_INPUT:_
- - - - -

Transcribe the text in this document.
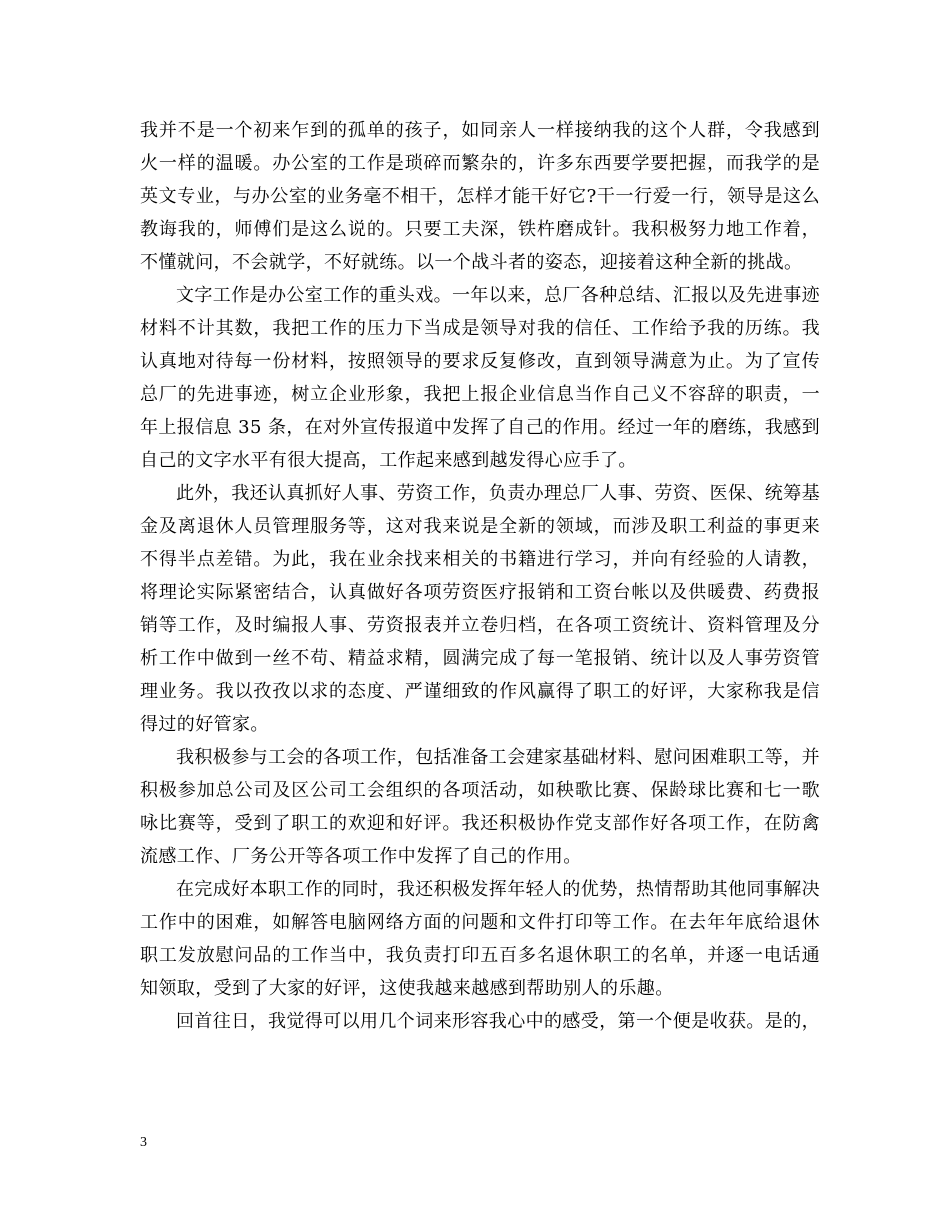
我并不是一个初来乍到的孤单的孩子，如同亲人一样接纳我的这个人群，令我感到火一样的温暖。办公室的工作是琐碎而繁杂的，许多东西要学要把握，而我学的是英文专业，与办公室的业务毫不相干，怎样才能干好它?干一行爱一行，领导是这么教诲我的，师傅们是这么说的。只要工夫深，铁杵磨成针。我积极努力地工作着，不懂就问，不会就学，不好就练。以一个战斗者的姿态，迎接着这种全新的挑战。

文字工作是办公室工作的重头戏。一年以来，总厂各种总结、汇报以及先进事迹材料不计其数，我把工作的压力下当成是领导对我的信任、工作给予我的历练。我认真地对待每一份材料，按照领导的要求反复修改，直到领导满意为止。为了宣传总厂的先进事迹，树立企业形象，我把上报企业信息当作自己义不容辞的职责，一年上报信息 35 条，在对外宣传报道中发挥了自己的作用。经过一年的磨练，我感到自己的文字水平有很大提高，工作起来感到越发得心应手了。

此外，我还认真抓好人事、劳资工作，负责办理总厂人事、劳资、医保、统筹基金及离退休人员管理服务等，这对我来说是全新的领域，而涉及职工利益的事更来不得半点差错。为此，我在业余找来相关的书籍进行学习，并向有经验的人请教，将理论实际紧密结合，认真做好各项劳资医疗报销和工资台帐以及供暖费、药费报销等工作，及时编报人事、劳资报表并立卷归档，在各项工资统计、资料管理及分析工作中做到一丝不苟、精益求精，圆满完成了每一笔报销、统计以及人事劳资管理业务。我以孜孜以求的态度、严谨细致的作风赢得了职工的好评，大家称我是信得过的好管家。

我积极参与工会的各项工作，包括准备工会建家基础材料、慰问困难职工等，并积极参加总公司及区公司工会组织的各项活动，如秧歌比赛、保龄球比赛和七一歌咏比赛等，受到了职工的欢迎和好评。我还积极协作党支部作好各项工作，在防禽流感工作、厂务公开等各项工作中发挥了自己的作用。

在完成好本职工作的同时，我还积极发挥年轻人的优势，热情帮助其他同事解决工作中的困难，如解答电脑网络方面的问题和文件打印等工作。在去年年底给退休职工发放慰问品的工作当中，我负责打印五百多名退休职工的名单，并逐一电话通知领取，受到了大家的好评，这使我越来越感到帮助别人的乐趣。

回首往日，我觉得可以用几个词来形容我心中的感受，第一个便是收获。是的，

3
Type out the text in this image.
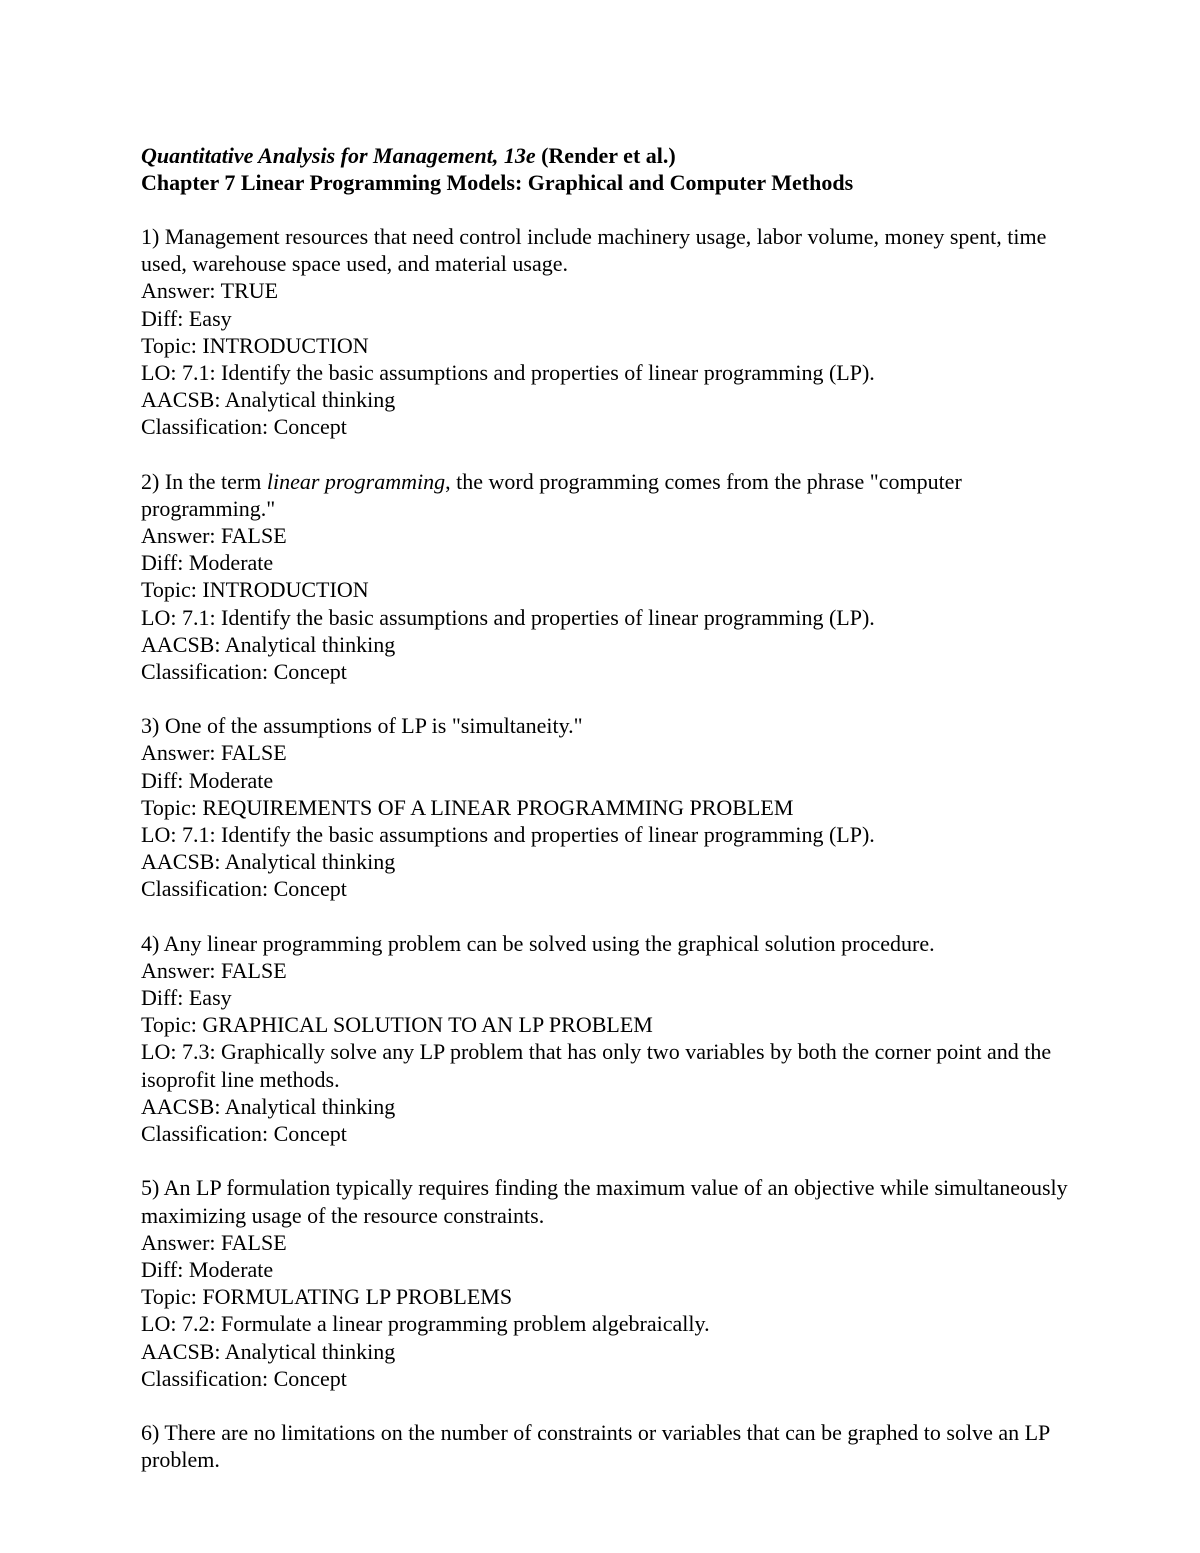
Quantitative Analysis for Management, 13e (Render et al.)
Chapter 7 Linear Programming Models: Graphical and Computer Methods
1) Management resources that need control include machinery usage, labor volume, money spent, time used, warehouse space used, and material usage.
Answer: TRUE
Diff: Easy
Topic: INTRODUCTION
LO: 7.1: Identify the basic assumptions and properties of linear programming (LP).
AACSB: Analytical thinking
Classification: Concept
2) In the term linear programming, the word programming comes from the phrase "computer programming."
Answer: FALSE
Diff: Moderate
Topic: INTRODUCTION
LO: 7.1: Identify the basic assumptions and properties of linear programming (LP).
AACSB: Analytical thinking
Classification: Concept
3) One of the assumptions of LP is "simultaneity."
Answer: FALSE
Diff: Moderate
Topic: REQUIREMENTS OF A LINEAR PROGRAMMING PROBLEM
LO: 7.1: Identify the basic assumptions and properties of linear programming (LP).
AACSB: Analytical thinking
Classification: Concept
4) Any linear programming problem can be solved using the graphical solution procedure.
Answer: FALSE
Diff: Easy
Topic: GRAPHICAL SOLUTION TO AN LP PROBLEM
LO: 7.3: Graphically solve any LP problem that has only two variables by both the corner point and the isoprofit line methods.
AACSB: Analytical thinking
Classification: Concept
5) An LP formulation typically requires finding the maximum value of an objective while simultaneously maximizing usage of the resource constraints.
Answer: FALSE
Diff: Moderate
Topic: FORMULATING LP PROBLEMS
LO: 7.2: Formulate a linear programming problem algebraically.
AACSB: Analytical thinking
Classification: Concept
6) There are no limitations on the number of constraints or variables that can be graphed to solve an LP problem.
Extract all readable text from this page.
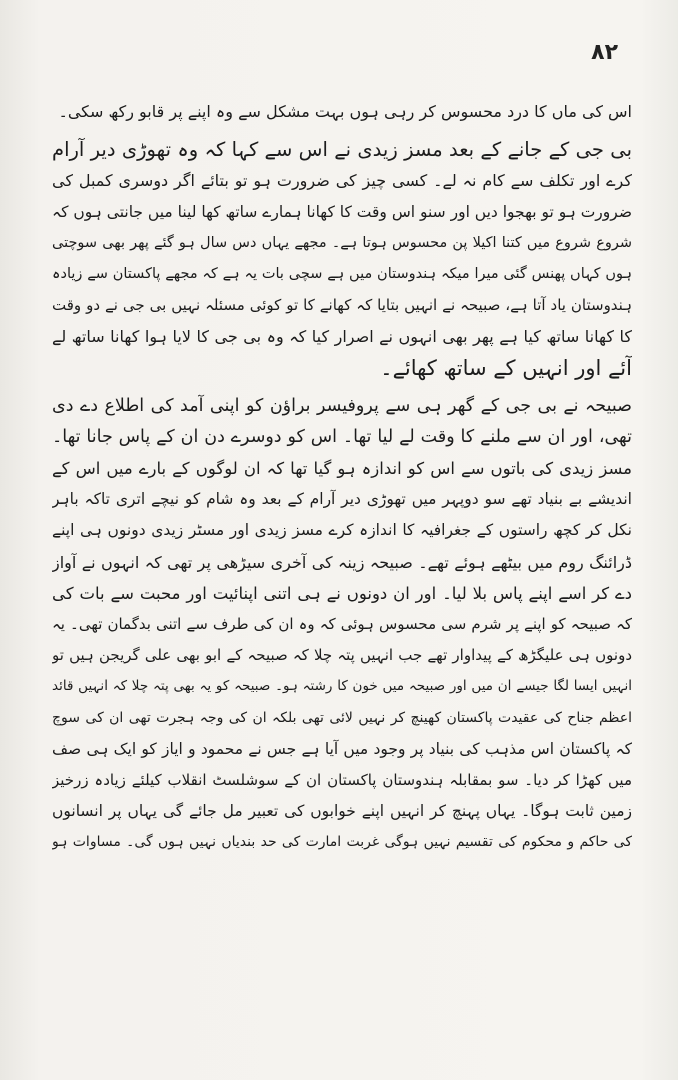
۸۲
اس کی ماں کا درد محسوس کر رہی ہوں بہت مشکل سے وہ اپنے پر قابو رکھ سکی۔
بی جی کے جانے کے بعد مسز زیدی نے اس سے کہا کہ وہ تھوڑی دیر آرام
کرے اور تکلف سے کام نہ لے۔ کسی چیز کی ضرورت ہو تو بتائے اگر دوسری کمبل کی
ضرورت ہو تو بھجوا دیں اور سنو اس وقت کا کھانا ہمارے ساتھ کھا لینا میں جانتی ہوں کہ
شروع شروع میں کتنا اکیلا پن محسوس ہوتا ہے۔ مجھے یہاں دس سال ہو گئے پھر بھی سوچتی
ہوں کہاں پھنس گئی میرا میکہ ہندوستان میں ہے سچی بات یہ ہے کہ مجھے پاکستان سے زیادہ
ہندوستان یاد آتا ہے، صبیحہ نے انہیں بتایا کہ کھانے کا تو کوئی مسئلہ نہیں بی جی نے دو وقت
کا کھانا ساتھ کیا ہے پھر بھی انہوں نے اصرار کیا کہ وہ بی جی کا لایا ہوا کھانا ساتھ لے
آئے اور انہیں کے ساتھ کھائے۔
صبیحہ نے بی جی کے گھر ہی سے پروفیسر براؤن کو اپنی آمد کی اطلاع دے دی
تھی، اور ان سے ملنے کا وقت لے لیا تھا۔ اس کو دوسرے دن ان کے پاس جانا تھا۔
مسز زیدی کی باتوں سے اس کو اندازہ ہو گیا تھا کہ ان لوگوں کے بارے میں اس کے
اندیشے بے بنیاد تھے سو دوپہر میں تھوڑی دیر آرام کے بعد وہ شام کو نیچے اتری تاکہ باہر
نکل کر کچھ راستوں کے جغرافیہ کا اندازہ کرے مسز زیدی اور مسٹر زیدی دونوں ہی اپنے
ڈرائنگ روم میں بیٹھے ہوئے تھے۔ صبیحہ زینہ کی آخری سیڑھی پر تھی کہ انہوں نے آواز
دے کر اسے اپنے پاس بلا لیا۔ اور ان دونوں نے ہی اتنی اپنائیت اور محبت سے بات کی
کہ صبیحہ کو اپنے پر شرم سی محسوس ہوئی کہ وہ ان کی طرف سے اتنی بدگمان تھی۔ یہ
دونوں ہی علیگڑھ کے پیداوار تھے جب انہیں پتہ چلا کہ صبیحہ کے ابو بھی علی گریجن ہیں تو
انہیں ایسا لگا جیسے ان میں اور صبیحہ میں خون کا رشتہ ہو۔ صبیحہ کو یہ بھی پتہ چلا کہ انہیں قائد
اعظم جناح کی عقیدت پاکستان کھینچ کر نہیں لائی تھی بلکہ ان کی وجہ ہجرت تھی ان کی سوچ
کہ پاکستان اس مذہب کی بنیاد پر وجود میں آیا ہے جس نے محمود و ایاز کو ایک ہی صف
میں کھڑا کر دیا۔ سو بمقابلہ ہندوستان پاکستان ان کے سوشلسٹ انقلاب کیلئے زیادہ زرخیز
زمین ثابت ہوگا۔ یہاں پہنچ کر انہیں اپنے خوابوں کی تعبیر مل جائے گی یہاں پر انسانوں
کی حاکم و محکوم کی تقسیم نہیں ہوگی غربت امارت کی حد بندیاں نہیں ہوں گی۔ مساوات ہو
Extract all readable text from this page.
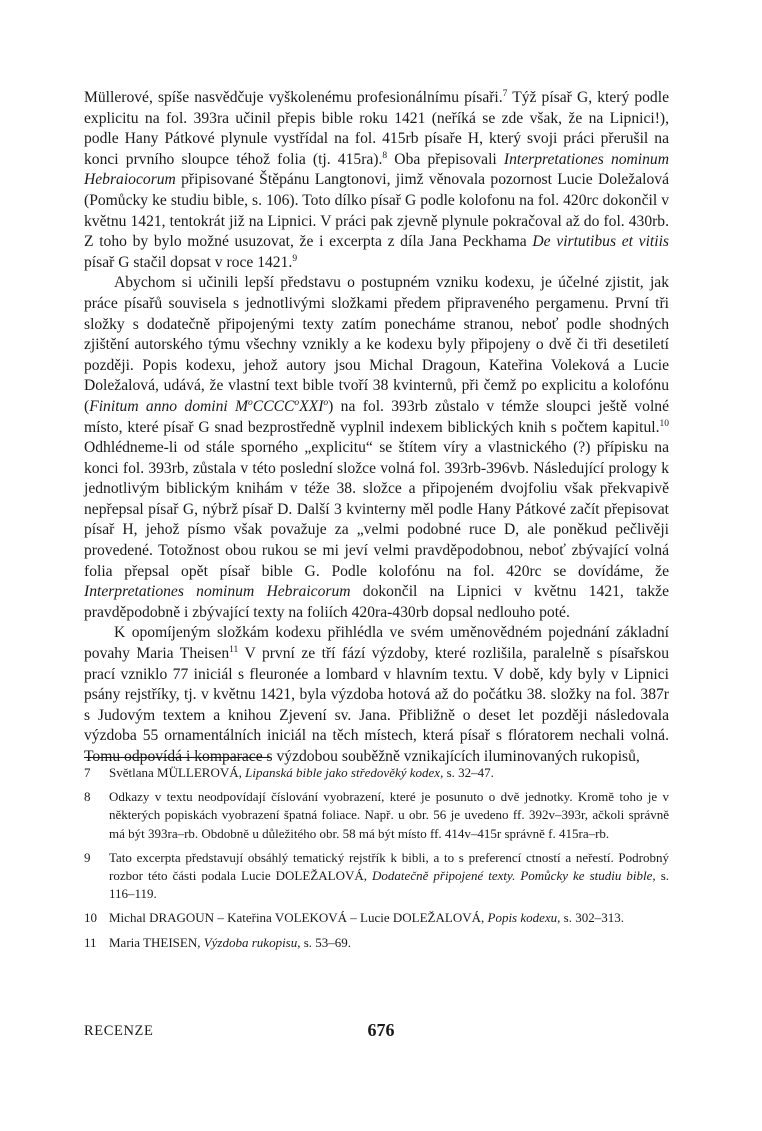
Müllerové, spíše nasvědčuje vyškolenému profesionálnímu písaři.$^7$ Týž písař G, který podle explicitu na fol. 393ra učinil přepis bible roku 1421 (neříká se zde však, že na Lipnici!), podle Hany Pátkové plynule vystřídal na fol. 415rb písaře H, který svoji práci přerušil na konci prvního sloupce téhož folia (tj. 415ra).$^8$ Oba přepisovali Interpretationes nominum Hebraiocorum připisované Štěpánu Langtonovi, jimž věnovala pozornost Lucie Doležalová (Pomůcky ke studiu bible, s. 106). Toto dílko písař G podle kolofonu na fol. 420rc dokončil v květnu 1421, tentokrát již na Lipnici. V práci pak zjevně plynule pokračoval až do fol. 430rb. Z toho by bylo možné usuzovat, že i excerpta z díla Jana Peckhama De virtutibus et vitiis písař G stačil dopsat v roce 1421.$^9$

Abychom si učinili lepší představu o postupném vzniku kodexu, je účelné zjistit, jak práce písařů souvisela s jednotlivými složkami předem připraveného pergamenu. První tři složky s dodatečně připojenými texty zatím ponecháme stranou, neboť podle shodných zjištění autorského týmu všechny vznikly a ke kodexu byly připojeny o dvě či tři desetiletí později. Popis kodexu, jehož autory jsou Michal Dragoun, Kateřina Voleková a Lucie Doležalová, udává, že vlastní text bible tvoří 38 kvinternů, při čemž po explicitu a kolofónu (Finitum anno domini $M^oCCCC^oXXI^o$) na fol. 393rb zůstalo v témže sloupci ještě volné místo, které písař G snad bezprostředně vyplnil indexem biblických knih s počtem kapitul.$^{10}$ Odhlédneme-li od stále sporného „explicitu“ se štítem víry a vlastnického (?) přípisku na konci fol. 393rb, zůstala v této poslední složce volná fol. 393rb-396vb. Následující prology k jednotlivým biblickým knihám v téže 38. složce a připojeném dvojfoliu však překvapivě nepřepsal písař G, nýbrž písař D. Další 3 kvinterny měl podle Hany Pátkové začít přepisovat písař H, jehož písmo však považuje za „velmi podobné ruce D, ale poněkud pečlivěji provedené. Totožnost obou rukou se mi jeví velmi pravděpodobnou, neboť zbývající volná folia přepsal opět písař bible G. Podle kolofónu na fol. 420rc se dovídáme, že Interpretationes nominum Hebraicorum dokončil na Lipnici v květnu 1421, takže pravděpodobně i zbývající texty na foliích 420ra-430rb dopsal nedlouho poté.

K opomíjeným složkám kodexu přihlédla ve svém uměnovědném pojednání základní povahy Maria Theisen$^{11}$ V první ze tří fází výzdoby, které rozlišila, paralelně s písařskou prací vzniklo 77 iniciál s fleuronée a lombard v hlavním textu. V době, kdy byly v Lipnici psány rejstříky, tj. v květnu 1421, byla výzdoba hotová až do počátku 38. složky na fol. 387r s Judovým textem a knihou Zjevení sv. Jana. Přibližně o deset let později následovala výzdoba 55 ornamentálních iniciál na těch místech, která písař s flóratorem nechali volná. Tomu odpovídá i komparace s výzdobou souběžně vznikajících iluminovaných rukopisů,

7 Světlana MÜLLEROVÁ, Lipanská bible jako středověký kodex, s. 32–47.
8 Odkazy v textu neodpovídají číslování vyobrazení, které je posunuto o dvě jednotky. Kromě toho je v některých popiskách vyobrazení špatná foliace. Např. u obr. 56 je uvedeno ff. 392v–393r, ačkoli správně má být 393ra–rb. Obdobně u důležitého obr. 58 má být místo ff. 414v–415r správně f. 415ra–rb.
9 Tato excerpta představují obsáhlý tematický rejstřík k bibli, a to s preferencí ctností a neřestí. Podrobný rozbor této části podala Lucie DOLEŽALOVÁ, Dodatečně připojené texty. Pomůcky ke studiu bible, s. 116–119.
10 Michal DRAGOUN – Kateřina VOLEKOVÁ – Lucie DOLEŽALOVÁ, Popis kodexu, s. 302–313.
11 Maria THEISEN, Výzdoba rukopisu, s. 53–69.
RECENZE	676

- - - - -

_INSTRUCTIONS TO FOLLOW:_ Only lines holding the string "this" are wanted; gather each one from the entries above.

_RESPONSE:_
Transcribe the text in this document.
Type out the text in this image.
Extract all readable text from this page.
Extract all readable text from this page.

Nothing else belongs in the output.